Using the records below, copy every line that holds the string "text".

SUPPLIED DATA below:

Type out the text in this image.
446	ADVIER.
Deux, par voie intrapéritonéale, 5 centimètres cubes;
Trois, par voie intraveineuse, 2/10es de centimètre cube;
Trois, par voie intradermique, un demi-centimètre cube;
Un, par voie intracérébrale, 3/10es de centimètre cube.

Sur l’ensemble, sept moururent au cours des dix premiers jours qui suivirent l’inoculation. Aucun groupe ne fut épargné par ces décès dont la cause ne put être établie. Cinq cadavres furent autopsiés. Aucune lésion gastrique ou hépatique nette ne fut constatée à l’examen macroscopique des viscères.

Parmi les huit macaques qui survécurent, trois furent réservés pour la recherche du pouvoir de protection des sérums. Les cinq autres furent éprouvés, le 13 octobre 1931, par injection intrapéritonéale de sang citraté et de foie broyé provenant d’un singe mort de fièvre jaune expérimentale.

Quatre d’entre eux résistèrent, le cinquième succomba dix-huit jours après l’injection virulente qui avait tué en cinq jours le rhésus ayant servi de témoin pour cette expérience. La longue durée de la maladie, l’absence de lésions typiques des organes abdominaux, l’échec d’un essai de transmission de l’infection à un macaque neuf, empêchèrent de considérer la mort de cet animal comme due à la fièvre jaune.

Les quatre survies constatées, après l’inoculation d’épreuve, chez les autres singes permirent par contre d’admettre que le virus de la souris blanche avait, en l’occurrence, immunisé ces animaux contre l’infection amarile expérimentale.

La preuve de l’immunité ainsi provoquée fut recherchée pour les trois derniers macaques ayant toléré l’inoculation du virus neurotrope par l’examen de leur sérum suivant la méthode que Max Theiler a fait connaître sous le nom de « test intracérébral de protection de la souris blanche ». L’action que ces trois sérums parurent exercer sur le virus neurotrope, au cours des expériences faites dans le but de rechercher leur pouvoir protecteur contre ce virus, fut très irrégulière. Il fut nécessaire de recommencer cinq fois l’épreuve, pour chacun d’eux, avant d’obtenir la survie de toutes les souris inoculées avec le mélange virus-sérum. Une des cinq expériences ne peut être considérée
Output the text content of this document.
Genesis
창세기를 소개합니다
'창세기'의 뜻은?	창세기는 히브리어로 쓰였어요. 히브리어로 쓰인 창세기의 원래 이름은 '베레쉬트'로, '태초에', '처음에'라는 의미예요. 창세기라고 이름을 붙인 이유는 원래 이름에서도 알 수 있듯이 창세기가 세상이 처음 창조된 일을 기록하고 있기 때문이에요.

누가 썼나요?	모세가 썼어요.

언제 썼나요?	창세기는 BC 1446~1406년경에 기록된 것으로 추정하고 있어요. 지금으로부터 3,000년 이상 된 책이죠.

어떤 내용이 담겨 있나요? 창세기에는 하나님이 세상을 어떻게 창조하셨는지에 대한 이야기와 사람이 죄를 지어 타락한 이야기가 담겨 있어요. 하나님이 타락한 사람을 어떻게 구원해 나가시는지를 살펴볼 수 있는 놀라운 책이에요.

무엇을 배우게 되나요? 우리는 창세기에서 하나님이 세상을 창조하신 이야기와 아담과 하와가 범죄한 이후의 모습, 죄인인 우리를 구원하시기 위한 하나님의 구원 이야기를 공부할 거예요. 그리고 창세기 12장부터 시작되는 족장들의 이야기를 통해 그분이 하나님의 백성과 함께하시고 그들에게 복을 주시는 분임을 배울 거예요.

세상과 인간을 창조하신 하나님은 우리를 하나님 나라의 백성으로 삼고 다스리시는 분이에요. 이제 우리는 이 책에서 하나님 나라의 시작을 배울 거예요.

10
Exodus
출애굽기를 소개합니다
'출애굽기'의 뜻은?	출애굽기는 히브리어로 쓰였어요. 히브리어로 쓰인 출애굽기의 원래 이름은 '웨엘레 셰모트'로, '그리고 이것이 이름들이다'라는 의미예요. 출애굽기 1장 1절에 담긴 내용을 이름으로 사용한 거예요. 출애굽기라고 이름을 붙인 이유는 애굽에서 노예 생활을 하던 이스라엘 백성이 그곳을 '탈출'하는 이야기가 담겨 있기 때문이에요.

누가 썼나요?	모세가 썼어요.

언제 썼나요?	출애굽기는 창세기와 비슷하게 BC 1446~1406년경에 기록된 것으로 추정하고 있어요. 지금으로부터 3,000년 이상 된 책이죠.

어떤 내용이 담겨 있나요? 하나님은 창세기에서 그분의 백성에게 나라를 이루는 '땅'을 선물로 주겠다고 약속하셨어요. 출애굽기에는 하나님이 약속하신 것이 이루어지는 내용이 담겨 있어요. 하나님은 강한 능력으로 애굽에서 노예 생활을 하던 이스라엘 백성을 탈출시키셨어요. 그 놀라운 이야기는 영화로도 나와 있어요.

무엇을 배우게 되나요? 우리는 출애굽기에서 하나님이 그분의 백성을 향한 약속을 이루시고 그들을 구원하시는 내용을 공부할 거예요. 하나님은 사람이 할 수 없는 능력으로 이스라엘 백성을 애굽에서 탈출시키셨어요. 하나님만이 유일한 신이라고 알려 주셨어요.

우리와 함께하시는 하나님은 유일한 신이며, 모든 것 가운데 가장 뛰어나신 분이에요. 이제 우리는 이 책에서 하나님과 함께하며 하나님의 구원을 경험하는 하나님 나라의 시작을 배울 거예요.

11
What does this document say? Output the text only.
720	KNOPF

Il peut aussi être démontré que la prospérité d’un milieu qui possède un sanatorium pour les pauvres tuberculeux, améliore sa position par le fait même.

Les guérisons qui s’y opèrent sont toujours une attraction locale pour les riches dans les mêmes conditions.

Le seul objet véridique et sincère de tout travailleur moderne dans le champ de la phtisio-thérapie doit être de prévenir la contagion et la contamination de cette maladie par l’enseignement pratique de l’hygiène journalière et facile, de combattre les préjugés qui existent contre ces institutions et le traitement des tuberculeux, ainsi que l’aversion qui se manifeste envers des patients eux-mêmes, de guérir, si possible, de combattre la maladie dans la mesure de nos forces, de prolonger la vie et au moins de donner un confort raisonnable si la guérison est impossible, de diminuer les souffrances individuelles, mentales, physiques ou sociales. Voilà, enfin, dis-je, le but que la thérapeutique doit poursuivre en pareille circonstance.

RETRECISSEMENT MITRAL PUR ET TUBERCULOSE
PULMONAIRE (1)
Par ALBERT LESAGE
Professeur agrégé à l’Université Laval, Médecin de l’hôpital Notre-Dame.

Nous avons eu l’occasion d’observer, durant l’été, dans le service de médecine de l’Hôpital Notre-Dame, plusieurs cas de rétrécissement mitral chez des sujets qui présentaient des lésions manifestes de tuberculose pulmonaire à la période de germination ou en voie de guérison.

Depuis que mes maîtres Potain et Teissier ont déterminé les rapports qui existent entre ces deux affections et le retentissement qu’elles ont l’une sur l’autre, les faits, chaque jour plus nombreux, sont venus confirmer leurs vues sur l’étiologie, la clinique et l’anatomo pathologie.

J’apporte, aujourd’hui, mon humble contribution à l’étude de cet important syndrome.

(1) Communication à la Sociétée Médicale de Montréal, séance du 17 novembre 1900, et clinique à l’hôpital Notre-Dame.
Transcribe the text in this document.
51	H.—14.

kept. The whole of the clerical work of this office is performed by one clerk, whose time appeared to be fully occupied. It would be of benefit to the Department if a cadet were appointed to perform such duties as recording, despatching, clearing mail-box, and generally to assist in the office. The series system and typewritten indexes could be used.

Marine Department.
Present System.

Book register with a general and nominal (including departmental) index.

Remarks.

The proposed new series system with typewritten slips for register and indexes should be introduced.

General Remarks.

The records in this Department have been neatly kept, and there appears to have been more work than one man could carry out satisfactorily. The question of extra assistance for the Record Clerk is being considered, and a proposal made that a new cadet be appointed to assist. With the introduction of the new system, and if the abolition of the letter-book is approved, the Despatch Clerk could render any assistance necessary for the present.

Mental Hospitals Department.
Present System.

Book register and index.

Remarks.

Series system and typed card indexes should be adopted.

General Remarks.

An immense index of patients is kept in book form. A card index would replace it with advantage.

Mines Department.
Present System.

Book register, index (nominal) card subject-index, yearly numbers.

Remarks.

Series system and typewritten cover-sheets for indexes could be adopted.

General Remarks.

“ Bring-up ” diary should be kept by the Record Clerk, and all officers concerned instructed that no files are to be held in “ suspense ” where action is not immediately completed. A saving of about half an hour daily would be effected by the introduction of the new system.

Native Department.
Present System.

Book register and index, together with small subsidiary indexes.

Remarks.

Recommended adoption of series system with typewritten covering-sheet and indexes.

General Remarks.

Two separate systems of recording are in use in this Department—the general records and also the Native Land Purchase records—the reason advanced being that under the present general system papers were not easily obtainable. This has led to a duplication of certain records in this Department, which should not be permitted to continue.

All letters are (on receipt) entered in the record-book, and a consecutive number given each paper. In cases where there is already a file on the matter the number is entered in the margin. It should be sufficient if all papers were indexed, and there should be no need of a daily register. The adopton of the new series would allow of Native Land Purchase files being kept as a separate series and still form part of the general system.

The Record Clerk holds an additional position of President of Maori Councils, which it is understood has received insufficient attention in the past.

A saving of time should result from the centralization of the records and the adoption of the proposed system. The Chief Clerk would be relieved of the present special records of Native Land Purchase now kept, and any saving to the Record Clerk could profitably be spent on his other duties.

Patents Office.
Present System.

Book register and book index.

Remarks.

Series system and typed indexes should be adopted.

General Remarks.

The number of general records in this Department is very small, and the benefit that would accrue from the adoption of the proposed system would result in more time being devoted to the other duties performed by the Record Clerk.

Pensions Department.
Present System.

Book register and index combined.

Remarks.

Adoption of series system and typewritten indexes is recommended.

End of SUPPLIED DATA.

▶ ANSWER TO THIS EXERCISE
Type out the text in this image.
Output the text content of this document.
What does this document say? Output the text only.
Transcribe the text in this document.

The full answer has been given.